═════ Provided data
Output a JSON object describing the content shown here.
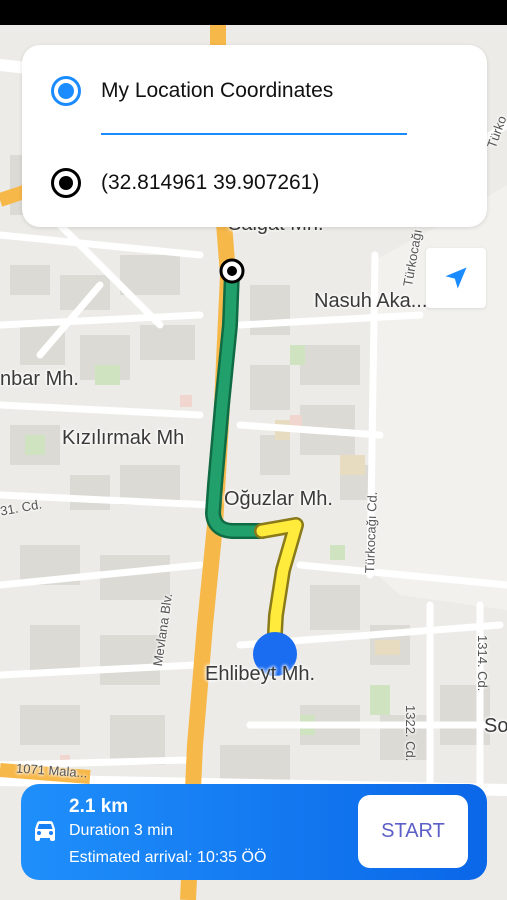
{
  "search": {
    "from_label": "My Location Coordinates",
    "to_value": "(32.814961 39.907261)"
  },
  "map": {
    "districts": [
      {
        "id": "saigat",
        "text": "Saigat Mh."
      },
      {
        "id": "nasuh",
        "text": "Nasuh Aka..."
      },
      {
        "id": "nbar",
        "text": "nbar Mh."
      },
      {
        "id": "kizilirmak",
        "text": "Kızılırmak Mh"
      },
      {
        "id": "oguzlar",
        "text": "Oğuzlar Mh."
      },
      {
        "id": "ehlibeyt",
        "text": "Ehlibeyt Mh."
      },
      {
        "id": "so",
        "text": "So"
      }
    ],
    "streets": [
      {
        "id": "mevlana",
        "text": "Mevlana Blv."
      },
      {
        "id": "turkocagi",
        "text": "Türkocağı Cd."
      },
      {
        "id": "turkocagi2",
        "text": "Türkocağı"
      },
      {
        "id": "c1322",
        "text": "1322. Cd."
      },
      {
        "id": "c1314",
        "text": "1314. Cd."
      },
      {
        "id": "c1071",
        "text": "1071 Mala..."
      },
      {
        "id": "c31",
        "text": "31. Cd."
      },
      {
        "id": "turko_top",
        "text": "Türko"
      }
    ],
    "colors": {
      "route_traveled": "#22a06b",
      "route_remaining": "#ffeb3b",
      "current_location": "#1a6cf0",
      "main_road": "#f7b84a"
    }
  },
  "route": {
    "distance": "2.1 km",
    "duration": "Duration 3 min",
    "arrival": "Estimated arrival: 10:35 ÖÖ",
    "start_label": "START"
  },
  "icons": {
    "radio_from": "radio-selected-icon",
    "radio_to": "destination-marker-icon",
    "locate": "navigation-arrow-icon",
    "vehicle": "car-icon"
  }
}
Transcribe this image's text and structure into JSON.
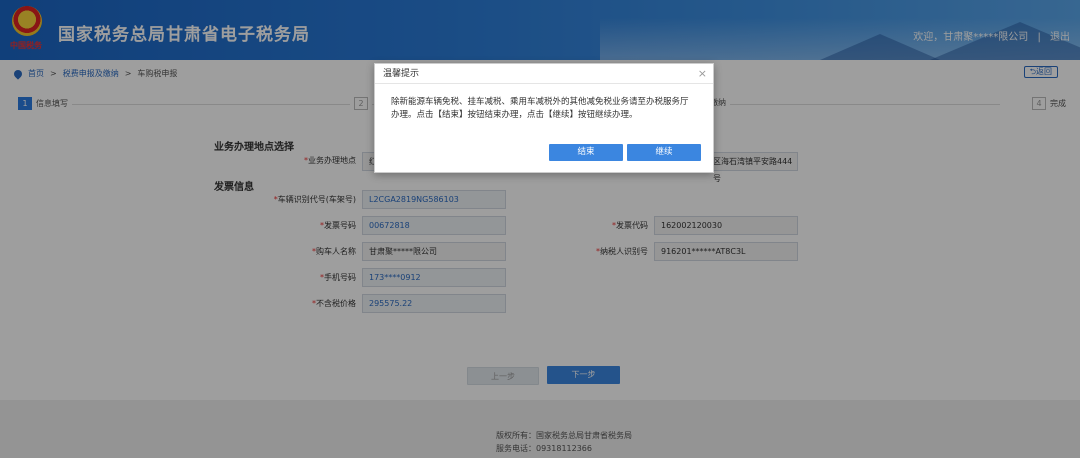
══════════
Extract all the entries word for word; omit any pictures.

▶ **Output**:
Output a JSON object describing the content shown here.
{
  "search": {
    "from_label": "My Location Coordinates",
    "to_value": "(32.814961 39.907261)"
  },
  "map": {
    "districts": [
      {
        "id": "saigat",
        "text": "Saigat Mh."
      },
      {
        "id": "nasuh",
        "text": "Nasuh Aka..."
      },
      {
        "id": "nbar",
        "text": "nbar Mh."
      },
      {
        "id": "kizilirmak",
        "text": "Kızılırmak Mh"
      },
      {
        "id": "oguzlar",
        "text": "Oğuzlar Mh."
      },
      {
        "id": "ehlibeyt",
        "text": "Ehlibeyt Mh."
      },
      {
        "id": "so",
        "text": "So"
      }
    ],
    "streets": [
      {
        "id": "mevlana",
        "text": "Mevlana Blv."
      },
      {
        "id": "turkocagi",
        "text": "Türkocağı Cd."
      },
      {
        "id": "turkocagi2",
        "text": "Türkocağı"
      },
      {
        "id": "c1322",
        "text": "1322. Cd."
      },
      {
        "id": "c1314",
        "text": "1314. Cd."
      },
      {
        "id": "c1071",
        "text": "1071 Mala..."
      },
      {
        "id": "c31",
        "text": "31. Cd."
      },
      {
        "id": "turko_top",
        "text": "Türko"
      }
    ],
    "colors": {
      "route_traveled": "#22a06b",
      "route_remaining": "#ffeb3b",
      "current_location": "#1a6cf0",
      "main_road": "#f7b84a"
    }
  },
  "route": {
    "distance": "2.1 km",
    "duration": "Duration 3 min",
    "arrival": "Estimated arrival: 10:35 ÖÖ",
    "start_label": "START"
  },
  "icons": {
    "radio_from": "radio-selected-icon",
    "radio_to": "destination-marker-icon",
    "locate": "navigation-arrow-icon",
    "vehicle": "car-icon"
  }
}
Transcribe this image's text and structure into JSON.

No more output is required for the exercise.